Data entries

┌────────

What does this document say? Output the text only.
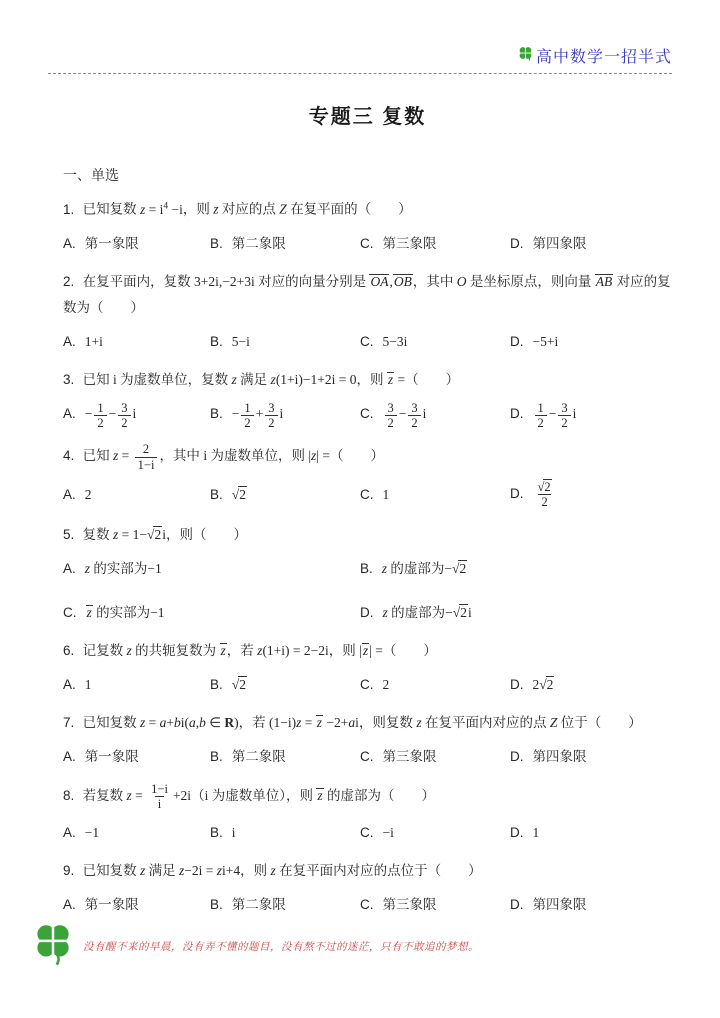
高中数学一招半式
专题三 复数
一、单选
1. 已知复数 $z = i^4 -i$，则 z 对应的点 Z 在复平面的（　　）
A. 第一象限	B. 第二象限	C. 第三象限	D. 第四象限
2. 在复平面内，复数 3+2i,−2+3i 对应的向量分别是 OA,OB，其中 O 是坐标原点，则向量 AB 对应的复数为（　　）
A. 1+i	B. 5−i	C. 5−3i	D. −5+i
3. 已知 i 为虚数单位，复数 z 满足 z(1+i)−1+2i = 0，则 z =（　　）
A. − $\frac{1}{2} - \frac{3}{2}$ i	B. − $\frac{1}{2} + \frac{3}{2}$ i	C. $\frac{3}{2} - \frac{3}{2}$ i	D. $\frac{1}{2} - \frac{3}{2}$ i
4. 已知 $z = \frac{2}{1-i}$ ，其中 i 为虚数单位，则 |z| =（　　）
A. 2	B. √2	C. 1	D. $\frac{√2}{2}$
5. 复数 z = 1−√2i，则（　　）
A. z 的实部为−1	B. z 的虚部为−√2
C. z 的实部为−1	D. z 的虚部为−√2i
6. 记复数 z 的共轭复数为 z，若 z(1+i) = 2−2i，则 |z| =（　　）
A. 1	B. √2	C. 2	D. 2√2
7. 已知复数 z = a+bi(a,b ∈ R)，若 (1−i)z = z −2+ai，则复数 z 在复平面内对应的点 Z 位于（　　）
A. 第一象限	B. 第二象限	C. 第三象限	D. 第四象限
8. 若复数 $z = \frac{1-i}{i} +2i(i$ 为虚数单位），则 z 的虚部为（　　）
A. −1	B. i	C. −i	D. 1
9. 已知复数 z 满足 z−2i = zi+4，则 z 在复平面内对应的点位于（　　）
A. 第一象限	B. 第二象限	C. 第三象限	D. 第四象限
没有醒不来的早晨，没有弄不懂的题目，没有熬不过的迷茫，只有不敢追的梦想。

└────────
┌────────

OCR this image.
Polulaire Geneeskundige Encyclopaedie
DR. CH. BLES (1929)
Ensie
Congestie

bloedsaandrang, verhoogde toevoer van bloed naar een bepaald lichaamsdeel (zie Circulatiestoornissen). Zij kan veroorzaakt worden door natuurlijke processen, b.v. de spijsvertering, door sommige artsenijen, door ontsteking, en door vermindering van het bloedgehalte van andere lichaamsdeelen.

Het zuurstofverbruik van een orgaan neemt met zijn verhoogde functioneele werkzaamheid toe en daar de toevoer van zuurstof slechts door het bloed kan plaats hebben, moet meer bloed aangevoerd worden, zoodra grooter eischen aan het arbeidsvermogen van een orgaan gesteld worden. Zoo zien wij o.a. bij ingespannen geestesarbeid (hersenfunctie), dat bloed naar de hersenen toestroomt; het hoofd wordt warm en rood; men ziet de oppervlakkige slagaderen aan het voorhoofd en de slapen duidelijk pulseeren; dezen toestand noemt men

└────────
┌────────

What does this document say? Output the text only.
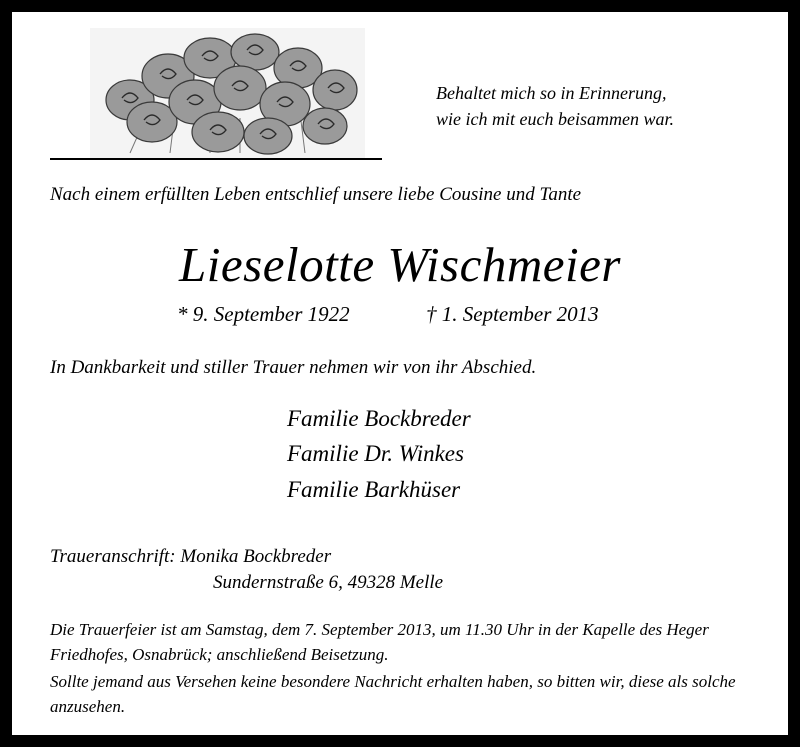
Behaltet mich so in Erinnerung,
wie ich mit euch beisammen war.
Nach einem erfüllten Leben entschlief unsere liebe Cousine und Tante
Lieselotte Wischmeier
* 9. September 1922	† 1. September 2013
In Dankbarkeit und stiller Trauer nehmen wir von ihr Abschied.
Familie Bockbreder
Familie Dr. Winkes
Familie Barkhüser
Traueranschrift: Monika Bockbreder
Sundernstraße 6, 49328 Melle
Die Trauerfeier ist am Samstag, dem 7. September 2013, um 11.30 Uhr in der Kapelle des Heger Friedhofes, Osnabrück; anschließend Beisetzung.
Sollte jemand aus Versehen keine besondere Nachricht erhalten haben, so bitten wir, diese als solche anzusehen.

└────────

Problem description => Only lines holding the string "已知复数" are wanted; gather each one from the entries above.

Written reply =>
1. 已知复数 $z = i^4 -i$，则 z 对应的点 Z 在复平面的（　　）
7. 已知复数 z = a+bi(a,b ∈ R)，若 (1−i)z = z −2+ai，则复数 z 在复平面内对应的点 Z 位于（　　）
9. 已知复数 z 满足 z−2i = zi+4，则 z 在复平面内对应的点位于（　　）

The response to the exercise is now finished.